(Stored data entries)
* Start *

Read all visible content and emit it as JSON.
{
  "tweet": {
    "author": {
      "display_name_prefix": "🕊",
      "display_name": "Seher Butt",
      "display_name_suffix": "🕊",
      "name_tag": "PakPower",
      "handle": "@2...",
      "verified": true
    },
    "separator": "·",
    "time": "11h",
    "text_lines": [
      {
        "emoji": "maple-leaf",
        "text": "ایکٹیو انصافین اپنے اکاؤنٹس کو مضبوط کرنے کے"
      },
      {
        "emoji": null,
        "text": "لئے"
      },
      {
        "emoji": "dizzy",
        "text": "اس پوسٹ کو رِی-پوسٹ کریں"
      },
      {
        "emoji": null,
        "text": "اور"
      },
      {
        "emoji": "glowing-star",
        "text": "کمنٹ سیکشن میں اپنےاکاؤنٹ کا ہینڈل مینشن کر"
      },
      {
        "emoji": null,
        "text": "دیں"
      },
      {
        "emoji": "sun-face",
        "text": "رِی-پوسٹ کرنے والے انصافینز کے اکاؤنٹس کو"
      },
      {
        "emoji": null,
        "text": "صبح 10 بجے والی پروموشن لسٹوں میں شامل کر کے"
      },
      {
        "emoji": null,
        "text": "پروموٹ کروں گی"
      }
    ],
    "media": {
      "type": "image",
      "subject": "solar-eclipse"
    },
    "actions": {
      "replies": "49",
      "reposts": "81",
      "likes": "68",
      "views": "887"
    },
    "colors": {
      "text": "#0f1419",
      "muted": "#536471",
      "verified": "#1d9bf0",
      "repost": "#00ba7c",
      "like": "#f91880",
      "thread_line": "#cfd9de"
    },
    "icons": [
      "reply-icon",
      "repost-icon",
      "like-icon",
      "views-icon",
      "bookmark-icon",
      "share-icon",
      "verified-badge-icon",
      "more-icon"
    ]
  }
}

* End *

> WORK REQUIRED: Copy every line of the material in which the word "کرنے" occurs.

> REPLY:
        "text": "ایکٹیو انصافین اپنے اکاؤنٹس کو مضبوط کرنے کے"
        "text": "رِی-پوسٹ کرنے والے انصافینز کے اکاؤنٹس کو"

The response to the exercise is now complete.